И наконец, важен факт, что взаимное влияние и взаимосвязь между войной и революцией неуклонно возрастают, а акцент в их взаимоотношении все более и более смещается от войны к революции. Безусловно, взаимосвязь между войной и революцией не так уж нова; она родилась вместе с революциями, которым война за освобождение либо предшествовала и сопутствовала, как в случае американской революции, либо же сами революции вели к оборонительным или освободительным войнам, как это случилось во Франции. Вместе с тем наш век стал свидетелем еще и третьей, совершенно новой возможности, когда ожесточение войны служит как бы прелюдией к кульминации насилия и революции (именно так понимал Пастернак в Докторе Живаго войну и революцию в России); или же, напротив, когда мировая война становится следствием революции, своего рода гражданской войной, охватившей всю землю (как не без оснований оценивается многими Вторая мировая война). После нее прописной истиной стало то, что итогом войны оказывается революция, и единственное, что могло бы оправдать такое развитие событий - это приверженность данной революции свободе. И если нам не суждено исчезнуть вовсе, то более чем вероятно, что именно революции, а не войны, будут сопровождать нас в обозримом будущем.
Даже если нам удастся изменить облик нашего столетия таким образом, что оно более не будет уже столетием войн, оно, по всей очевидности, останется столетием революций. Те же, кто по обыкновению делает ставку на политику силы, а значит и на войну как на последний козырь, рискуют в недалеком будущем оказаться за бортом мировой политики. И подобная оценка роли революции не может быть ни опровергнута, ни заменена опытом в контрреволюции; ибо контрреволюция (слово введено в оборот Кондорсе в период французской революции) всегда была тесно переплетена с революцией, подобно тому, как противодействие неотделимо от действия. Известная сентенция де Местра: La contrerevolution ne sera point une revolution contraire, mais le contraire de la revolution (Контрреволюция ни в коей мере не будет революцией наоборот, но полной противоположностью революции) осталась сегодня тем же, чем она была в момент написания в 1796 году: пустой игрой слов[6].
И все же, сколь бы ни было необходимо в теории и на практике отделить войну от революции, не следует забывать о том, что присуще обеим: о тесной связи с насилием, выделяющей их из ряда всех остальных политических феноменов. Одной из причин, почему войны столь легко превращаются в революции и почему революции столь склонны к провоцированию войн, является, несомненно, то, что насилие выступает своеобразным общим знаменателем обеих. Потока насилия, выплеснувшегося в ходе и в результате Первой мировой войны, было бы вполне достаточно для последующих революций даже в том случае, если бы вовсе не существовало никакой революционной традиции и даже если бы никогда ранее не происходило никаких революций.

→ **Выборка из данных**
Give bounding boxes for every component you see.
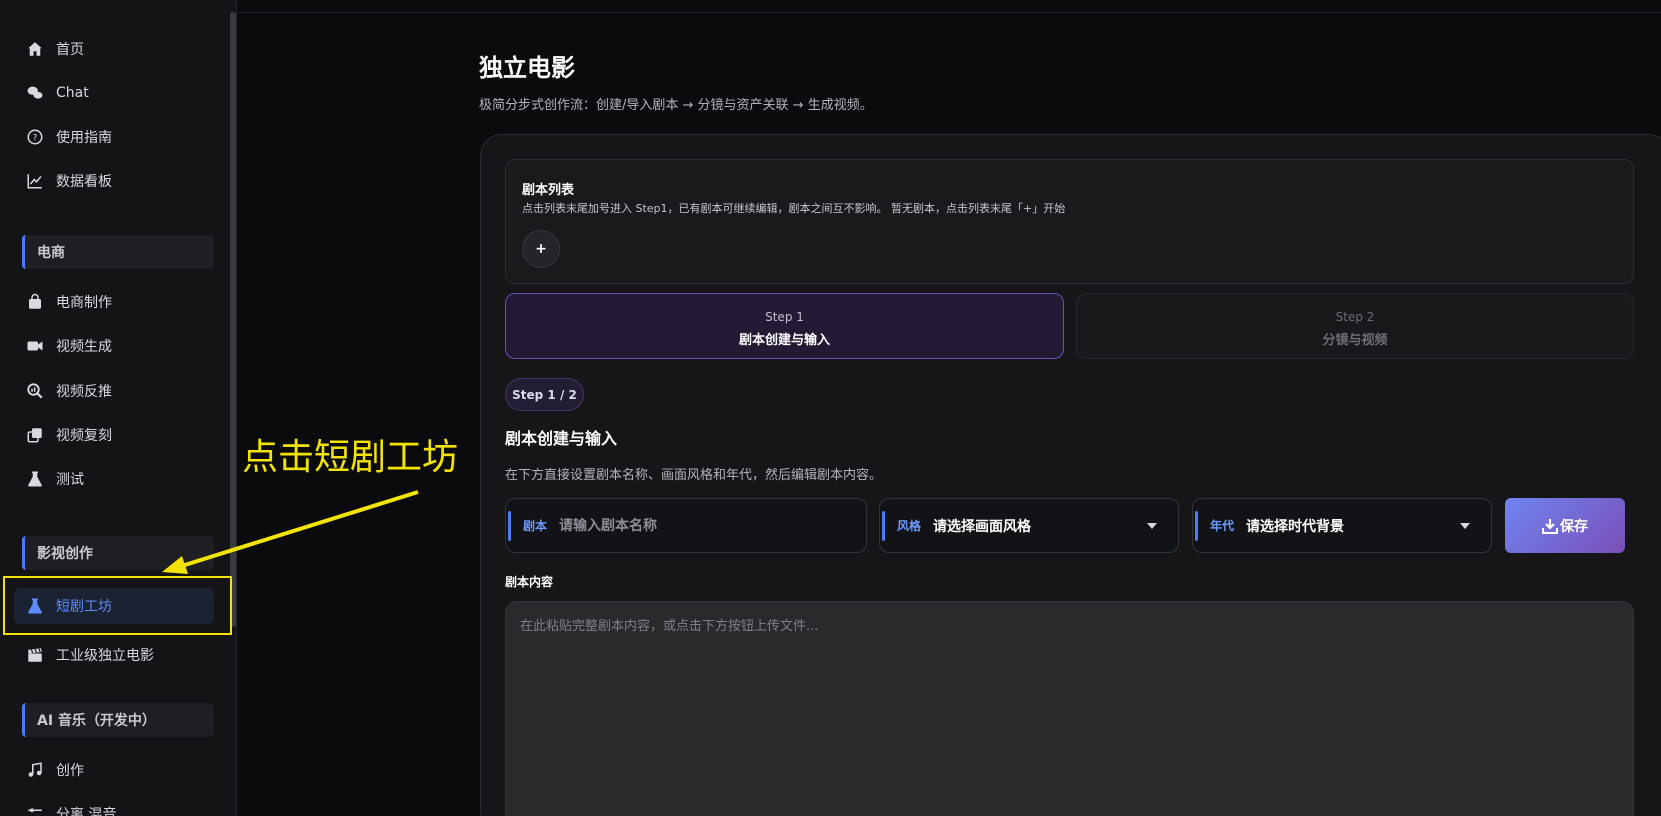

→ **Список заданий**
• a. Повторите без изменений часть отрывка о войне и революции: всё, начиная со слов «И все же, сколь» и до слов «происходило никаких революций.» включительно.
• b. Переведите на английский язык предложение из отрывка о войне и революции: «Даже если нам удастся изменить облик нашего столетия таким образом, что оно более не будет уже столетием войн, оно, по всей очевидности, останется столетием революций».

→ **Ответы по заданиям**
• a.
И все же, сколь бы ни было необходимо в теории и на практике отделить войну от революции, не следует забывать о том, что присуще обеим: о тесной связи с насилием, выделяющей их из ряда всех остальных политических феноменов. Одной из причин, почему войны столь легко превращаются в революции и почему революции столь склонны к провоцированию войн, является, несомненно, то, что насилие выступает своеобразным общим знаменателем обеих. Потока насилия, выплеснувшегося в ходе и в результате Первой мировой войны, было бы вполне достаточно для последующих революций даже в том случае, если бы вовсе не существовало никакой революционной традиции и даже если бы никогда ранее не происходило никаких революций.

• b. Even if we manage to change the face of our century in such a way that it is no longer a century of wars, it will in all likelihood remain a century of revolutions.